--- Start Given entries ---

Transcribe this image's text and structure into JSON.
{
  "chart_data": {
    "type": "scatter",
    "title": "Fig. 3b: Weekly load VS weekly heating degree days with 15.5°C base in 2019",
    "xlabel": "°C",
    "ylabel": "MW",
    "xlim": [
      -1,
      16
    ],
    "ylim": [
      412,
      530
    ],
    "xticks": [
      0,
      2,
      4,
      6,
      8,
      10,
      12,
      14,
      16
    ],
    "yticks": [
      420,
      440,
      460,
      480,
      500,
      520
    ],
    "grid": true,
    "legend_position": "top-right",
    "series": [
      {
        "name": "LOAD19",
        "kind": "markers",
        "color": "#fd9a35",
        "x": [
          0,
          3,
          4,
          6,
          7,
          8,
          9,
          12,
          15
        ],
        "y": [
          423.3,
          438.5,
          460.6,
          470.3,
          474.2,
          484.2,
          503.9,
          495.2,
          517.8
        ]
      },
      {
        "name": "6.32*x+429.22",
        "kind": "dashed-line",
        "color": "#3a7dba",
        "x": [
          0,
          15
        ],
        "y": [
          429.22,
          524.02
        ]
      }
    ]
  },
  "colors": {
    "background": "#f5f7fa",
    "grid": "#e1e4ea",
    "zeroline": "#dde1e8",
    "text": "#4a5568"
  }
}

--- End Given entries ---

## Given exercise
Restate the records, all of them, precisely as written.

## Result below
Transcribe this image's text and structure into JSON.
{
  "chart_data": {
    "type": "scatter",
    "title": "Fig. 3b: Weekly load VS weekly heating degree days with 15.5°C base in 2019",
    "xlabel": "°C",
    "ylabel": "MW",
    "xlim": [
      -1,
      16
    ],
    "ylim": [
      412,
      530
    ],
    "xticks": [
      0,
      2,
      4,
      6,
      8,
      10,
      12,
      14,
      16
    ],
    "yticks": [
      420,
      440,
      460,
      480,
      500,
      520
    ],
    "grid": true,
    "legend_position": "top-right",
    "series": [
      {
        "name": "LOAD19",
        "kind": "markers",
        "color": "#fd9a35",
        "x": [
          0,
          3,
          4,
          6,
          7,
          8,
          9,
          12,
          15
        ],
        "y": [
          423.3,
          438.5,
          460.6,
          470.3,
          474.2,
          484.2,
          503.9,
          495.2,
          517.8
        ]
      },
      {
        "name": "6.32*x+429.22",
        "kind": "dashed-line",
        "color": "#3a7dba",
        "x": [
          0,
          15
        ],
        "y": [
          429.22,
          524.02
        ]
      }
    ]
  },
  "colors": {
    "background": "#f5f7fa",
    "grid": "#e1e4ea",
    "zeroline": "#dde1e8",
    "text": "#4a5568"
  }
}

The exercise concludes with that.